> [Short problem] Will you write out all the entries below exactly?

═════ Working data ═════

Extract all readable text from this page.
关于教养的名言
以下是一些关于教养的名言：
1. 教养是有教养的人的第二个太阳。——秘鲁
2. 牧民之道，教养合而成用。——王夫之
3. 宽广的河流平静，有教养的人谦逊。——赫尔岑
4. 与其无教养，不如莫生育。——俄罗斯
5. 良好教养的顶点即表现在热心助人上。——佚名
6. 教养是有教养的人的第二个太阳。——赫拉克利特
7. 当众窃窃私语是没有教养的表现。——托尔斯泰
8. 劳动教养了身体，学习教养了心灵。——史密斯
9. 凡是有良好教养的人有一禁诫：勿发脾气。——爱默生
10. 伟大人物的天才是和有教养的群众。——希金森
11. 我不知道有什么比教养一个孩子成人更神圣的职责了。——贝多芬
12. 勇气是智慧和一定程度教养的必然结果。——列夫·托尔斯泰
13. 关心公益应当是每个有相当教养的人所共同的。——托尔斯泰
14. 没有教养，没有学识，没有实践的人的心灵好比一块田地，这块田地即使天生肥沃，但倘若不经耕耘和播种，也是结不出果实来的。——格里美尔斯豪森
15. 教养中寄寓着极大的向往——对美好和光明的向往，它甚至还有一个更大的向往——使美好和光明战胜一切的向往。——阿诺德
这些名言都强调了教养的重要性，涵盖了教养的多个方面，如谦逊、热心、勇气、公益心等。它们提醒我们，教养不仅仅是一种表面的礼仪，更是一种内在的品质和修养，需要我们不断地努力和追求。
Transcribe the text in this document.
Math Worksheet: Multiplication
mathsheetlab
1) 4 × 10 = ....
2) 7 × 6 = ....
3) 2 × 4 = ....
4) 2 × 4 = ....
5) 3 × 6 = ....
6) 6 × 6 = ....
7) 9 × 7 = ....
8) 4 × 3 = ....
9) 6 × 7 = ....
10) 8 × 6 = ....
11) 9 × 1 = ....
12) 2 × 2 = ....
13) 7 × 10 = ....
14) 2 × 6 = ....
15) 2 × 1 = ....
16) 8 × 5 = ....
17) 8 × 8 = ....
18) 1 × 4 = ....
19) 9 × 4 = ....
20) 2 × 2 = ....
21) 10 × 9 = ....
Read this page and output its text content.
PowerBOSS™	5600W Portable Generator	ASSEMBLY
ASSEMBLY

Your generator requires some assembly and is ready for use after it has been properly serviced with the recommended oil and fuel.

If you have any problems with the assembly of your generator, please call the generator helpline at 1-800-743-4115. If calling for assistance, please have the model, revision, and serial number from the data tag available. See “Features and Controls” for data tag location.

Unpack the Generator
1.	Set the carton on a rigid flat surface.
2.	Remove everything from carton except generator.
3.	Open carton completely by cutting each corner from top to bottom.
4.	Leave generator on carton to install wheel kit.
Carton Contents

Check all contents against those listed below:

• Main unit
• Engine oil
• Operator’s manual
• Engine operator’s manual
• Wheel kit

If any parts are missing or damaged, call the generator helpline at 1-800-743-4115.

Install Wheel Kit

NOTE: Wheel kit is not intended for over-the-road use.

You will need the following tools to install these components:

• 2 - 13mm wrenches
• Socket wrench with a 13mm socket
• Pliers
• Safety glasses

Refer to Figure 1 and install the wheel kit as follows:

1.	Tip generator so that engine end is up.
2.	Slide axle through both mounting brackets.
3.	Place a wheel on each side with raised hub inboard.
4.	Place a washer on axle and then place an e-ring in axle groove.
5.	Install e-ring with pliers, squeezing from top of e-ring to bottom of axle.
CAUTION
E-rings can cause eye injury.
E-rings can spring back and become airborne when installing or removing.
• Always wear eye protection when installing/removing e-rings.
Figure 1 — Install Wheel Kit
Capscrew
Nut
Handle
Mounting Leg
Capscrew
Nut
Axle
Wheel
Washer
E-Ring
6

═════

> [Completed exercise]
Extract all readable text from this page.
关于教养的名言
以下是一些关于教养的名言：
1. 教养是有教养的人的第二个太阳。——秘鲁
2. 牧民之道，教养合而成用。——王夫之
3. 宽广的河流平静，有教养的人谦逊。——赫尔岑
4. 与其无教养，不如莫生育。——俄罗斯
5. 良好教养的顶点即表现在热心助人上。——佚名
6. 教养是有教养的人的第二个太阳。——赫拉克利特
7. 当众窃窃私语是没有教养的表现。——托尔斯泰
8. 劳动教养了身体，学习教养了心灵。——史密斯
9. 凡是有良好教养的人有一禁诫：勿发脾气。——爱默生
10. 伟大人物的天才是和有教养的群众。——希金森
11. 我不知道有什么比教养一个孩子成人更神圣的职责了。——贝多芬
12. 勇气是智慧和一定程度教养的必然结果。——列夫·托尔斯泰
13. 关心公益应当是每个有相当教养的人所共同的。——托尔斯泰
14. 没有教养，没有学识，没有实践的人的心灵好比一块田地，这块田地即使天生肥沃，但倘若不经耕耘和播种，也是结不出果实来的。——格里美尔斯豪森
15. 教养中寄寓着极大的向往——对美好和光明的向往，它甚至还有一个更大的向往——使美好和光明战胜一切的向往。——阿诺德
这些名言都强调了教养的重要性，涵盖了教养的多个方面，如谦逊、热心、勇气、公益心等。它们提醒我们，教养不仅仅是一种表面的礼仪，更是一种内在的品质和修养，需要我们不断地努力和追求。
Transcribe the text in this document.
Math Worksheet: Multiplication
mathsheetlab
1) 4 × 10 = ....
2) 7 × 6 = ....
3) 2 × 4 = ....
4) 2 × 4 = ....
5) 3 × 6 = ....
6) 6 × 6 = ....
7) 9 × 7 = ....
8) 4 × 3 = ....
9) 6 × 7 = ....
10) 8 × 6 = ....
11) 9 × 1 = ....
12) 2 × 2 = ....
13) 7 × 10 = ....
14) 2 × 6 = ....
15) 2 × 1 = ....
16) 8 × 5 = ....
17) 8 × 8 = ....
18) 1 × 4 = ....
19) 9 × 4 = ....
20) 2 × 2 = ....
21) 10 × 9 = ....
Read this page and output its text content.
PowerBOSS™	5600W Portable Generator	ASSEMBLY
ASSEMBLY

Your generator requires some assembly and is ready for use after it has been properly serviced with the recommended oil and fuel.

If you have any problems with the assembly of your generator, please call the generator helpline at 1-800-743-4115. If calling for assistance, please have the model, revision, and serial number from the data tag available. See “Features and Controls” for data tag location.

Unpack the Generator
1.	Set the carton on a rigid flat surface.
2.	Remove everything from carton except generator.
3.	Open carton completely by cutting each corner from top to bottom.
4.	Leave generator on carton to install wheel kit.
Carton Contents

Check all contents against those listed below:

• Main unit
• Engine oil
• Operator’s manual
• Engine operator’s manual
• Wheel kit

If any parts are missing or damaged, call the generator helpline at 1-800-743-4115.

Install Wheel Kit

NOTE: Wheel kit is not intended for over-the-road use.

You will need the following tools to install these components:

• 2 - 13mm wrenches
• Socket wrench with a 13mm socket
• Pliers
• Safety glasses

Refer to Figure 1 and install the wheel kit as follows:

1.	Tip generator so that engine end is up.
2.	Slide axle through both mounting brackets.
3.	Place a wheel on each side with raised hub inboard.
4.	Place a washer on axle and then place an e-ring in axle groove.
5.	Install e-ring with pliers, squeezing from top of e-ring to bottom of axle.
CAUTION
E-rings can cause eye injury.
E-rings can spring back and become airborne when installing or removing.
• Always wear eye protection when installing/removing e-rings.
Figure 1 — Install Wheel Kit
Capscrew
Nut
Handle
Mounting Leg
Capscrew
Nut
Axle
Wheel
Washer
E-Ring
6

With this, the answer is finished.